↓
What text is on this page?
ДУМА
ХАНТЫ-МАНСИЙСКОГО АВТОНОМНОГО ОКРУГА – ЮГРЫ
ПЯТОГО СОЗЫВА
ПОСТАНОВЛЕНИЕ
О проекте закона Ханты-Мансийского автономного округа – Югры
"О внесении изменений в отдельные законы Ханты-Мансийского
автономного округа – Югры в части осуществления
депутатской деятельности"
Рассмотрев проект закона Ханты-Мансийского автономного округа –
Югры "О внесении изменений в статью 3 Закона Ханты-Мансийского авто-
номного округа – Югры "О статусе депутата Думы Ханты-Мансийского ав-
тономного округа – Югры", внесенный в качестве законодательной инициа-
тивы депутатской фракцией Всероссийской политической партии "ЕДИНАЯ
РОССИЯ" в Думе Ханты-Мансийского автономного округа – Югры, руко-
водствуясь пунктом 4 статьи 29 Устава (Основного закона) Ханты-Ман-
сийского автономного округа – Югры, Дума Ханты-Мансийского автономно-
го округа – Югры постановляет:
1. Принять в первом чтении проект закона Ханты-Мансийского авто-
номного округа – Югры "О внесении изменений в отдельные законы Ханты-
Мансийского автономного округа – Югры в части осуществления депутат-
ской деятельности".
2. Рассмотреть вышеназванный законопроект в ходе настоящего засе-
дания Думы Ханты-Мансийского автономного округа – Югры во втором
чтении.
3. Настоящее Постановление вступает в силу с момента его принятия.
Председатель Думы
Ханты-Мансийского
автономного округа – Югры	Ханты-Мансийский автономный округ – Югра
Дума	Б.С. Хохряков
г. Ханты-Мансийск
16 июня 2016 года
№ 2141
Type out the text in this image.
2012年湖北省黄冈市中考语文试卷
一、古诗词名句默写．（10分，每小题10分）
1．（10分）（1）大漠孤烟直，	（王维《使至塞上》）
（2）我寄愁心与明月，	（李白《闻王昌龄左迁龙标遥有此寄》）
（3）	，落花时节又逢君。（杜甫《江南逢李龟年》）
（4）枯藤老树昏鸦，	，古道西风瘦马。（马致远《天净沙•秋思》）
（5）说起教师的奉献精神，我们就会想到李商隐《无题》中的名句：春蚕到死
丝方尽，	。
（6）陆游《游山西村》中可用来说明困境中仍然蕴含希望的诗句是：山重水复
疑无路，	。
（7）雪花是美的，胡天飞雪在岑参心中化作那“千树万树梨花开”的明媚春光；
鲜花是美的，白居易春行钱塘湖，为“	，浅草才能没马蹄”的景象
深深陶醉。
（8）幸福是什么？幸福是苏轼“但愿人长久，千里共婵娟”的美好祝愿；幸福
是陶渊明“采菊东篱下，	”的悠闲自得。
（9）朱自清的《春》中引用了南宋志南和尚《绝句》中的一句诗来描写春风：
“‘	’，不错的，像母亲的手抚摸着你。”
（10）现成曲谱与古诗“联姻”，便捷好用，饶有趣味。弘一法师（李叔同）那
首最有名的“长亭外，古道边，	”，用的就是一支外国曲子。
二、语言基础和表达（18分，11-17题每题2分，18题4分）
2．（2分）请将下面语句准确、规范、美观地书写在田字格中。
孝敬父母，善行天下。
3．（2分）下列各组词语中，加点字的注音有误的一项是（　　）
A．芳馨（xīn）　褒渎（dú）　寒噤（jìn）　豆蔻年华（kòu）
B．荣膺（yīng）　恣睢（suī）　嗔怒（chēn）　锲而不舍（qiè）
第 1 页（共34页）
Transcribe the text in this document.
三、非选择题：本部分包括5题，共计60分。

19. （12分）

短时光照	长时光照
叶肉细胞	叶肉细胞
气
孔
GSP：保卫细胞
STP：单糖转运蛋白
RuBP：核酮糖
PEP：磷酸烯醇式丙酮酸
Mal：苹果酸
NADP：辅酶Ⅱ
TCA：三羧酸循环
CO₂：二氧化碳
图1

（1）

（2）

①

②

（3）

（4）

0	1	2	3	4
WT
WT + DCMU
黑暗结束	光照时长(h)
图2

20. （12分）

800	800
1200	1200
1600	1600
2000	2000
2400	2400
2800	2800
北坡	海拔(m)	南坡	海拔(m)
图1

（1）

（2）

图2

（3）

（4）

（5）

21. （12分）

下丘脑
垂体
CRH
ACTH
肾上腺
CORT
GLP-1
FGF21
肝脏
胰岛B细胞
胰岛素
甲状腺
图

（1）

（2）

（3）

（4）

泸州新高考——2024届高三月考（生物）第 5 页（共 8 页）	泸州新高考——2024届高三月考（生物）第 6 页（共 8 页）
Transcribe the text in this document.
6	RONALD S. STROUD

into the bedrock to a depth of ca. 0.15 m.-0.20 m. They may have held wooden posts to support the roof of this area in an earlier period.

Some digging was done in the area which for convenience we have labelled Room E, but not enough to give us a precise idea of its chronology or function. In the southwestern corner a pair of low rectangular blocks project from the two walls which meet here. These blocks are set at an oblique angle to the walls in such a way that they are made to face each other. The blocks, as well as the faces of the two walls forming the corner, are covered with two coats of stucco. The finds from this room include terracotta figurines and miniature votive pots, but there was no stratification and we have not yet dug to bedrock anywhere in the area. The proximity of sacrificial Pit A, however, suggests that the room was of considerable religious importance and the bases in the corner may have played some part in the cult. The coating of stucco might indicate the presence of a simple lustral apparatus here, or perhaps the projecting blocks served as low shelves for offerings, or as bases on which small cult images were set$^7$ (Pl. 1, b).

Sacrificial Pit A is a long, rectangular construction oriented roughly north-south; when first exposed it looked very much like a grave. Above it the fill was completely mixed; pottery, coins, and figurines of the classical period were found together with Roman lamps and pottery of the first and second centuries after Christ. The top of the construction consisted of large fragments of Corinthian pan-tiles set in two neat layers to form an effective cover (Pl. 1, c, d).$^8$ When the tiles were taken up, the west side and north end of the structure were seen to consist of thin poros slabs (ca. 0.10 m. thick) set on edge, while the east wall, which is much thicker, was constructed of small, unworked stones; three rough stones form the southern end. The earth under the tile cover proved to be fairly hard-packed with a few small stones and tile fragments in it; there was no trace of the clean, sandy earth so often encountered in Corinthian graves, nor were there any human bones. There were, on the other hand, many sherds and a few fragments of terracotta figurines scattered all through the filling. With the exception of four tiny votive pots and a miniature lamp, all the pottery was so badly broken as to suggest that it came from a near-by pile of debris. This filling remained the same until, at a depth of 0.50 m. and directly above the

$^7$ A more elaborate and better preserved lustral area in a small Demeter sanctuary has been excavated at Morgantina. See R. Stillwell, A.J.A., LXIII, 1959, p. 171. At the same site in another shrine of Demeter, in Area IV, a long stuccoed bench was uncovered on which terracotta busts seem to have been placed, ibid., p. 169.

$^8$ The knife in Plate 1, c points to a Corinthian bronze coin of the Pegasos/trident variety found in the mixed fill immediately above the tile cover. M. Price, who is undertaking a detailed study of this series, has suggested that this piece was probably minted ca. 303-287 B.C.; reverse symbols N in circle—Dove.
↑
• _YOUR INSTRUCTIONS_
Here, the records must be output exactly and in full.

• _ANSWER BELOW_
What text is on this page?
ДУМА
ХАНТЫ-МАНСИЙСКОГО АВТОНОМНОГО ОКРУГА – ЮГРЫ
ПЯТОГО СОЗЫВА
ПОСТАНОВЛЕНИЕ
О проекте закона Ханты-Мансийского автономного округа – Югры
"О внесении изменений в отдельные законы Ханты-Мансийского
автономного округа – Югры в части осуществления
депутатской деятельности"
Рассмотрев проект закона Ханты-Мансийского автономного округа –
Югры "О внесении изменений в статью 3 Закона Ханты-Мансийского авто-
номного округа – Югры "О статусе депутата Думы Ханты-Мансийского ав-
тономного округа – Югры", внесенный в качестве законодательной инициа-
тивы депутатской фракцией Всероссийской политической партии "ЕДИНАЯ
РОССИЯ" в Думе Ханты-Мансийского автономного округа – Югры, руко-
водствуясь пунктом 4 статьи 29 Устава (Основного закона) Ханты-Ман-
сийского автономного округа – Югры, Дума Ханты-Мансийского автономно-
го округа – Югры постановляет:
1. Принять в первом чтении проект закона Ханты-Мансийского авто-
номного округа – Югры "О внесении изменений в отдельные законы Ханты-
Мансийского автономного округа – Югры в части осуществления депутат-
ской деятельности".
2. Рассмотреть вышеназванный законопроект в ходе настоящего засе-
дания Думы Ханты-Мансийского автономного округа – Югры во втором
чтении.
3. Настоящее Постановление вступает в силу с момента его принятия.
Председатель Думы
Ханты-Мансийского
автономного округа – Югры	Ханты-Мансийский автономный округ – Югра
Дума	Б.С. Хохряков
г. Ханты-Мансийск
16 июня 2016 года
№ 2141
Type out the text in this image.
2012年湖北省黄冈市中考语文试卷
一、古诗词名句默写．（10分，每小题10分）
1．（10分）（1）大漠孤烟直，	（王维《使至塞上》）
（2）我寄愁心与明月，	（李白《闻王昌龄左迁龙标遥有此寄》）
（3）	，落花时节又逢君。（杜甫《江南逢李龟年》）
（4）枯藤老树昏鸦，	，古道西风瘦马。（马致远《天净沙•秋思》）
（5）说起教师的奉献精神，我们就会想到李商隐《无题》中的名句：春蚕到死
丝方尽，	。
（6）陆游《游山西村》中可用来说明困境中仍然蕴含希望的诗句是：山重水复
疑无路，	。
（7）雪花是美的，胡天飞雪在岑参心中化作那“千树万树梨花开”的明媚春光；
鲜花是美的，白居易春行钱塘湖，为“	，浅草才能没马蹄”的景象
深深陶醉。
（8）幸福是什么？幸福是苏轼“但愿人长久，千里共婵娟”的美好祝愿；幸福
是陶渊明“采菊东篱下，	”的悠闲自得。
（9）朱自清的《春》中引用了南宋志南和尚《绝句》中的一句诗来描写春风：
“‘	’，不错的，像母亲的手抚摸着你。”
（10）现成曲谱与古诗“联姻”，便捷好用，饶有趣味。弘一法师（李叔同）那
首最有名的“长亭外，古道边，	”，用的就是一支外国曲子。
二、语言基础和表达（18分，11-17题每题2分，18题4分）
2．（2分）请将下面语句准确、规范、美观地书写在田字格中。
孝敬父母，善行天下。
3．（2分）下列各组词语中，加点字的注音有误的一项是（　　）
A．芳馨（xīn）　褒渎（dú）　寒噤（jìn）　豆蔻年华（kòu）
B．荣膺（yīng）　恣睢（suī）　嗔怒（chēn）　锲而不舍（qiè）
第 1 页（共34页）
Transcribe the text in this document.
三、非选择题：本部分包括5题，共计60分。

19. （12分）

短时光照	长时光照
叶肉细胞	叶肉细胞
气
孔
GSP：保卫细胞
STP：单糖转运蛋白
RuBP：核酮糖
PEP：磷酸烯醇式丙酮酸
Mal：苹果酸
NADP：辅酶Ⅱ
TCA：三羧酸循环
CO₂：二氧化碳
图1

（1）

（2）

①

②

（3）

（4）

0	1	2	3	4
WT
WT + DCMU
黑暗结束	光照时长(h)
图2

20. （12分）

800	800
1200	1200
1600	1600
2000	2000
2400	2400
2800	2800
北坡	海拔(m)	南坡	海拔(m)
图1

（1）

（2）

图2

（3）

（4）

（5）

21. （12分）

下丘脑
垂体
CRH
ACTH
肾上腺
CORT
GLP-1
FGF21
肝脏
胰岛B细胞
胰岛素
甲状腺
图

（1）

（2）

（3）

（4）

泸州新高考——2024届高三月考（生物）第 5 页（共 8 页）	泸州新高考——2024届高三月考（生物）第 6 页（共 8 页）
Transcribe the text in this document.
6	RONALD S. STROUD

into the bedrock to a depth of ca. 0.15 m.-0.20 m. They may have held wooden posts to support the roof of this area in an earlier period.

Some digging was done in the area which for convenience we have labelled Room E, but not enough to give us a precise idea of its chronology or function. In the southwestern corner a pair of low rectangular blocks project from the two walls which meet here. These blocks are set at an oblique angle to the walls in such a way that they are made to face each other. The blocks, as well as the faces of the two walls forming the corner, are covered with two coats of stucco. The finds from this room include terracotta figurines and miniature votive pots, but there was no stratification and we have not yet dug to bedrock anywhere in the area. The proximity of sacrificial Pit A, however, suggests that the room was of considerable religious importance and the bases in the corner may have played some part in the cult. The coating of stucco might indicate the presence of a simple lustral apparatus here, or perhaps the projecting blocks served as low shelves for offerings, or as bases on which small cult images were set$^7$ (Pl. 1, b).

Sacrificial Pit A is a long, rectangular construction oriented roughly north-south; when first exposed it looked very much like a grave. Above it the fill was completely mixed; pottery, coins, and figurines of the classical period were found together with Roman lamps and pottery of the first and second centuries after Christ. The top of the construction consisted of large fragments of Corinthian pan-tiles set in two neat layers to form an effective cover (Pl. 1, c, d).$^8$ When the tiles were taken up, the west side and north end of the structure were seen to consist of thin poros slabs (ca. 0.10 m. thick) set on edge, while the east wall, which is much thicker, was constructed of small, unworked stones; three rough stones form the southern end. The earth under the tile cover proved to be fairly hard-packed with a few small stones and tile fragments in it; there was no trace of the clean, sandy earth so often encountered in Corinthian graves, nor were there any human bones. There were, on the other hand, many sherds and a few fragments of terracotta figurines scattered all through the filling. With the exception of four tiny votive pots and a miniature lamp, all the pottery was so badly broken as to suggest that it came from a near-by pile of debris. This filling remained the same until, at a depth of 0.50 m. and directly above the

$^7$ A more elaborate and better preserved lustral area in a small Demeter sanctuary has been excavated at Morgantina. See R. Stillwell, A.J.A., LXIII, 1959, p. 171. At the same site in another shrine of Demeter, in Area IV, a long stuccoed bench was uncovered on which terracotta busts seem to have been placed, ibid., p. 169.

$^8$ The knife in Plate 1, c points to a Corinthian bronze coin of the Pegasos/trident variety found in the mixed fill immediately above the tile cover. M. Price, who is undertaking a detailed study of this series, has suggested that this piece was probably minted ca. 303-287 B.C.; reverse symbols N in circle—Dove.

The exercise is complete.